## YOUR OBJECTIVE
Reproduce all entries precisely as they are written.

## DATA PROVIDED
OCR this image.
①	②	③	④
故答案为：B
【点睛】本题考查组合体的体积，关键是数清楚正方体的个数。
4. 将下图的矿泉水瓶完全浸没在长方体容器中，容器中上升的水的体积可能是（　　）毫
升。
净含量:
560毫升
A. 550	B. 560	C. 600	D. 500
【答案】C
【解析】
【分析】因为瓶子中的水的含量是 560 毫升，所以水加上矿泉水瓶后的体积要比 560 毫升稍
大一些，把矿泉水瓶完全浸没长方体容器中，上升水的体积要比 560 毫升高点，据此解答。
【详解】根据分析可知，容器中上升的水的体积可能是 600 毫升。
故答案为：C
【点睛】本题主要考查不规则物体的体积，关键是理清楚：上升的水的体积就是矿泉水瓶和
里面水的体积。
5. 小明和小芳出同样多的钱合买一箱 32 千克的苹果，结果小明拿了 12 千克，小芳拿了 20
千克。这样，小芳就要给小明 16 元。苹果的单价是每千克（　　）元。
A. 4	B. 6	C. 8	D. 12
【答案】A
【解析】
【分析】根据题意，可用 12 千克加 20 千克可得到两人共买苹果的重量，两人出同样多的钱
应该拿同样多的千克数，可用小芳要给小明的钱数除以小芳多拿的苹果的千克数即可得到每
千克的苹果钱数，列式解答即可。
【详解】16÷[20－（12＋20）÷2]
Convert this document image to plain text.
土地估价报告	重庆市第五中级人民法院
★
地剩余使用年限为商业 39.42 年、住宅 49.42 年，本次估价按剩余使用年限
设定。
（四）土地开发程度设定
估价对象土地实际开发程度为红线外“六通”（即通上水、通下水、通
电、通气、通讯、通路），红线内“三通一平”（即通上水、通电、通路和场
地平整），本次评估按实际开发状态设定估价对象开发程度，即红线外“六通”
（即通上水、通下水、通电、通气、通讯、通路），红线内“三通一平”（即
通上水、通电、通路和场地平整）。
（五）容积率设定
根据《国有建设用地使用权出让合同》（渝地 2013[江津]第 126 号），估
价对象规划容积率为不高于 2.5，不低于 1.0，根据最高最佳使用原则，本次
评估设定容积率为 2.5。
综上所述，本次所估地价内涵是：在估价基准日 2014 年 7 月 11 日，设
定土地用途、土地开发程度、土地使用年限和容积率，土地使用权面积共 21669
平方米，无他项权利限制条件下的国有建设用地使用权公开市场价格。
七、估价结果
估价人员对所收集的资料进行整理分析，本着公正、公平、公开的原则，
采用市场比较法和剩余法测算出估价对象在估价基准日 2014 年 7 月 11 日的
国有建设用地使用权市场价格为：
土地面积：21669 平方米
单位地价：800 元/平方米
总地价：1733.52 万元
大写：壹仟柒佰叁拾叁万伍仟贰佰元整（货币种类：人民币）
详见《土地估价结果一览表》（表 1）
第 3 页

## TASK RESULT
OCR this image.
①	②	③	④
故答案为：B
【点睛】本题考查组合体的体积，关键是数清楚正方体的个数。
4. 将下图的矿泉水瓶完全浸没在长方体容器中，容器中上升的水的体积可能是（　　）毫
升。
净含量:
560毫升
A. 550	B. 560	C. 600	D. 500
【答案】C
【解析】
【分析】因为瓶子中的水的含量是 560 毫升，所以水加上矿泉水瓶后的体积要比 560 毫升稍
大一些，把矿泉水瓶完全浸没长方体容器中，上升水的体积要比 560 毫升高点，据此解答。
【详解】根据分析可知，容器中上升的水的体积可能是 600 毫升。
故答案为：C
【点睛】本题主要考查不规则物体的体积，关键是理清楚：上升的水的体积就是矿泉水瓶和
里面水的体积。
5. 小明和小芳出同样多的钱合买一箱 32 千克的苹果，结果小明拿了 12 千克，小芳拿了 20
千克。这样，小芳就要给小明 16 元。苹果的单价是每千克（　　）元。
A. 4	B. 6	C. 8	D. 12
【答案】A
【解析】
【分析】根据题意，可用 12 千克加 20 千克可得到两人共买苹果的重量，两人出同样多的钱
应该拿同样多的千克数，可用小芳要给小明的钱数除以小芳多拿的苹果的千克数即可得到每
千克的苹果钱数，列式解答即可。
【详解】16÷[20－（12＋20）÷2]
Convert this document image to plain text.
土地估价报告	重庆市第五中级人民法院
★
地剩余使用年限为商业 39.42 年、住宅 49.42 年，本次估价按剩余使用年限
设定。
（四）土地开发程度设定
估价对象土地实际开发程度为红线外“六通”（即通上水、通下水、通
电、通气、通讯、通路），红线内“三通一平”（即通上水、通电、通路和场
地平整），本次评估按实际开发状态设定估价对象开发程度，即红线外“六通”
（即通上水、通下水、通电、通气、通讯、通路），红线内“三通一平”（即
通上水、通电、通路和场地平整）。
（五）容积率设定
根据《国有建设用地使用权出让合同》（渝地 2013[江津]第 126 号），估
价对象规划容积率为不高于 2.5，不低于 1.0，根据最高最佳使用原则，本次
评估设定容积率为 2.5。
综上所述，本次所估地价内涵是：在估价基准日 2014 年 7 月 11 日，设
定土地用途、土地开发程度、土地使用年限和容积率，土地使用权面积共 21669
平方米，无他项权利限制条件下的国有建设用地使用权公开市场价格。
七、估价结果
估价人员对所收集的资料进行整理分析，本着公正、公平、公开的原则，
采用市场比较法和剩余法测算出估价对象在估价基准日 2014 年 7 月 11 日的
国有建设用地使用权市场价格为：
土地面积：21669 平方米
单位地价：800 元/平方米
总地价：1733.52 万元
大写：壹仟柒佰叁拾叁万伍仟贰佰元整（货币种类：人民币）
详见《土地估价结果一览表》（表 1）
第 3 页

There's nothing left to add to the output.